# [WHAT NEEDS TO BE DONE]
Drop the images; return everything else in the listing below exactly.

# [DATASET ENTRIES]
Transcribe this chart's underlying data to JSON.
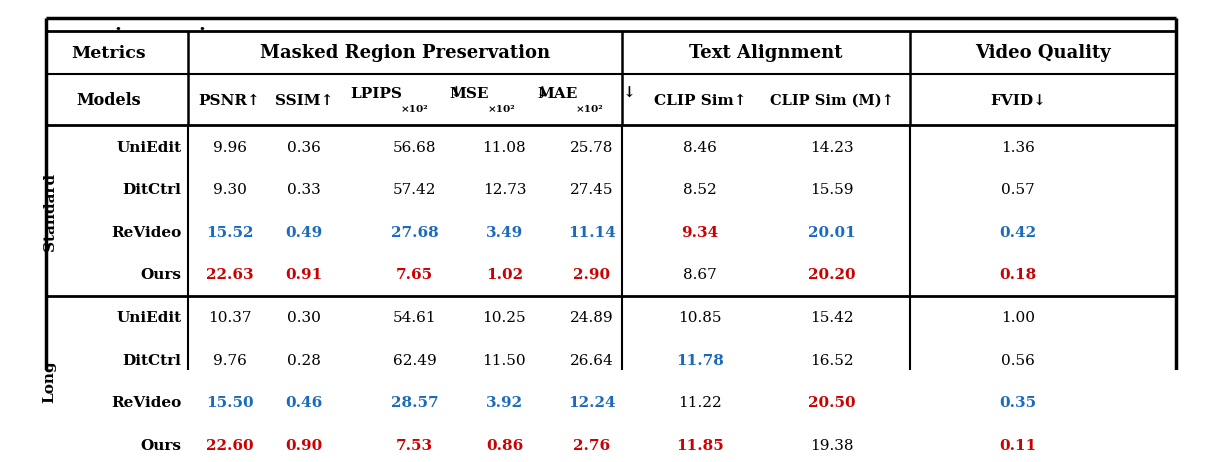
{
  "groups": [
    {
      "label": "Standard",
      "rows": [
        {
          "model": "UniEdit",
          "values": [
            "9.96",
            "0.36",
            "56.68",
            "11.08",
            "25.78",
            "8.46",
            "14.23",
            "1.36"
          ],
          "colors": [
            "k",
            "k",
            "k",
            "k",
            "k",
            "k",
            "k",
            "k"
          ]
        },
        {
          "model": "DitCtrl",
          "values": [
            "9.30",
            "0.33",
            "57.42",
            "12.73",
            "27.45",
            "8.52",
            "15.59",
            "0.57"
          ],
          "colors": [
            "k",
            "k",
            "k",
            "k",
            "k",
            "k",
            "k",
            "k"
          ]
        },
        {
          "model": "ReVideo",
          "values": [
            "15.52",
            "0.49",
            "27.68",
            "3.49",
            "11.14",
            "9.34",
            "20.01",
            "0.42"
          ],
          "colors": [
            "blue",
            "blue",
            "blue",
            "blue",
            "blue",
            "red",
            "blue",
            "blue"
          ]
        },
        {
          "model": "Ours",
          "values": [
            "22.63",
            "0.91",
            "7.65",
            "1.02",
            "2.90",
            "8.67",
            "20.20",
            "0.18"
          ],
          "colors": [
            "red",
            "red",
            "red",
            "red",
            "red",
            "k",
            "red",
            "red"
          ]
        }
      ]
    },
    {
      "label": "Long",
      "rows": [
        {
          "model": "UniEdit",
          "values": [
            "10.37",
            "0.30",
            "54.61",
            "10.25",
            "24.89",
            "10.85",
            "15.42",
            "1.00"
          ],
          "colors": [
            "k",
            "k",
            "k",
            "k",
            "k",
            "k",
            "k",
            "k"
          ]
        },
        {
          "model": "DitCtrl",
          "values": [
            "9.76",
            "0.28",
            "62.49",
            "11.50",
            "26.64",
            "11.78",
            "16.52",
            "0.56"
          ],
          "colors": [
            "k",
            "k",
            "k",
            "k",
            "k",
            "blue",
            "k",
            "k"
          ]
        },
        {
          "model": "ReVideo",
          "values": [
            "15.50",
            "0.46",
            "28.57",
            "3.92",
            "12.24",
            "11.22",
            "20.50",
            "0.35"
          ],
          "colors": [
            "blue",
            "blue",
            "blue",
            "blue",
            "blue",
            "k",
            "red",
            "blue"
          ]
        },
        {
          "model": "Ours",
          "values": [
            "22.60",
            "0.90",
            "7.53",
            "0.86",
            "2.76",
            "11.85",
            "19.38",
            "0.11"
          ],
          "colors": [
            "red",
            "red",
            "red",
            "red",
            "red",
            "red",
            "k",
            "red"
          ]
        }
      ]
    }
  ],
  "blue_color": "#1a6bbf",
  "red_color": "#cc0000",
  "black_color": "#000000"
}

# [THE RESPONSE]
Transcribe this chart's underlying data to JSON.
{
  "groups": [
    {
      "label": "Standard",
      "rows": [
        {
          "model": "UniEdit",
          "values": [
            "9.96",
            "0.36",
            "56.68",
            "11.08",
            "25.78",
            "8.46",
            "14.23",
            "1.36"
          ],
          "colors": [
            "k",
            "k",
            "k",
            "k",
            "k",
            "k",
            "k",
            "k"
          ]
        },
        {
          "model": "DitCtrl",
          "values": [
            "9.30",
            "0.33",
            "57.42",
            "12.73",
            "27.45",
            "8.52",
            "15.59",
            "0.57"
          ],
          "colors": [
            "k",
            "k",
            "k",
            "k",
            "k",
            "k",
            "k",
            "k"
          ]
        },
        {
          "model": "ReVideo",
          "values": [
            "15.52",
            "0.49",
            "27.68",
            "3.49",
            "11.14",
            "9.34",
            "20.01",
            "0.42"
          ],
          "colors": [
            "blue",
            "blue",
            "blue",
            "blue",
            "blue",
            "red",
            "blue",
            "blue"
          ]
        },
        {
          "model": "Ours",
          "values": [
            "22.63",
            "0.91",
            "7.65",
            "1.02",
            "2.90",
            "8.67",
            "20.20",
            "0.18"
          ],
          "colors": [
            "red",
            "red",
            "red",
            "red",
            "red",
            "k",
            "red",
            "red"
          ]
        }
      ]
    },
    {
      "label": "Long",
      "rows": [
        {
          "model": "UniEdit",
          "values": [
            "10.37",
            "0.30",
            "54.61",
            "10.25",
            "24.89",
            "10.85",
            "15.42",
            "1.00"
          ],
          "colors": [
            "k",
            "k",
            "k",
            "k",
            "k",
            "k",
            "k",
            "k"
          ]
        },
        {
          "model": "DitCtrl",
          "values": [
            "9.76",
            "0.28",
            "62.49",
            "11.50",
            "26.64",
            "11.78",
            "16.52",
            "0.56"
          ],
          "colors": [
            "k",
            "k",
            "k",
            "k",
            "k",
            "blue",
            "k",
            "k"
          ]
        },
        {
          "model": "ReVideo",
          "values": [
            "15.50",
            "0.46",
            "28.57",
            "3.92",
            "12.24",
            "11.22",
            "20.50",
            "0.35"
          ],
          "colors": [
            "blue",
            "blue",
            "blue",
            "blue",
            "blue",
            "k",
            "red",
            "blue"
          ]
        },
        {
          "model": "Ours",
          "values": [
            "22.60",
            "0.90",
            "7.53",
            "0.86",
            "2.76",
            "11.85",
            "19.38",
            "0.11"
          ],
          "colors": [
            "red",
            "red",
            "red",
            "red",
            "red",
            "red",
            "k",
            "red"
          ]
        }
      ]
    }
  ],
  "blue_color": "#1a6bbf",
  "red_color": "#cc0000",
  "black_color": "#000000"
}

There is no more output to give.